Type out the complete listing below word for word, without its pictures.

- _DATA SUPPLIED_
+ + +

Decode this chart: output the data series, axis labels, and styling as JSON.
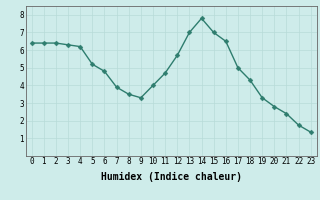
{
  "x": [
    0,
    1,
    2,
    3,
    4,
    5,
    6,
    7,
    8,
    9,
    10,
    11,
    12,
    13,
    14,
    15,
    16,
    17,
    18,
    19,
    20,
    21,
    22,
    23
  ],
  "y": [
    6.4,
    6.4,
    6.4,
    6.3,
    6.2,
    5.2,
    4.8,
    3.9,
    3.5,
    3.3,
    4.0,
    4.7,
    5.7,
    7.0,
    7.8,
    7.0,
    6.5,
    5.0,
    4.3,
    3.3,
    2.8,
    2.4,
    1.75,
    1.35
  ],
  "xlabel": "Humidex (Indice chaleur)",
  "xlim": [
    -0.5,
    23.5
  ],
  "ylim": [
    0,
    8.5
  ],
  "yticks": [
    1,
    2,
    3,
    4,
    5,
    6,
    7,
    8
  ],
  "xtick_labels": [
    "0",
    "1",
    "2",
    "3",
    "4",
    "5",
    "6",
    "7",
    "8",
    "9",
    "10",
    "11",
    "12",
    "13",
    "14",
    "15",
    "16",
    "17",
    "18",
    "19",
    "20",
    "21",
    "22",
    "23"
  ],
  "line_color": "#2e7d6e",
  "marker_color": "#2e7d6e",
  "bg_color": "#ceecea",
  "grid_color": "#b8dbd8",
  "tick_label_fontsize": 5.5,
  "xlabel_fontsize": 7.0,
  "line_width": 1.0,
  "marker_size": 2.5
}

+ + +

- _SOLUTION BELOW_
Decode this chart: output the data series, axis labels, and styling as JSON.
{
  "x": [
    0,
    1,
    2,
    3,
    4,
    5,
    6,
    7,
    8,
    9,
    10,
    11,
    12,
    13,
    14,
    15,
    16,
    17,
    18,
    19,
    20,
    21,
    22,
    23
  ],
  "y": [
    6.4,
    6.4,
    6.4,
    6.3,
    6.2,
    5.2,
    4.8,
    3.9,
    3.5,
    3.3,
    4.0,
    4.7,
    5.7,
    7.0,
    7.8,
    7.0,
    6.5,
    5.0,
    4.3,
    3.3,
    2.8,
    2.4,
    1.75,
    1.35
  ],
  "xlabel": "Humidex (Indice chaleur)",
  "xlim": [
    -0.5,
    23.5
  ],
  "ylim": [
    0,
    8.5
  ],
  "yticks": [
    1,
    2,
    3,
    4,
    5,
    6,
    7,
    8
  ],
  "xtick_labels": [
    "0",
    "1",
    "2",
    "3",
    "4",
    "5",
    "6",
    "7",
    "8",
    "9",
    "10",
    "11",
    "12",
    "13",
    "14",
    "15",
    "16",
    "17",
    "18",
    "19",
    "20",
    "21",
    "22",
    "23"
  ],
  "line_color": "#2e7d6e",
  "marker_color": "#2e7d6e",
  "bg_color": "#ceecea",
  "grid_color": "#b8dbd8",
  "tick_label_fontsize": 5.5,
  "xlabel_fontsize": 7.0,
  "line_width": 1.0,
  "marker_size": 2.5
}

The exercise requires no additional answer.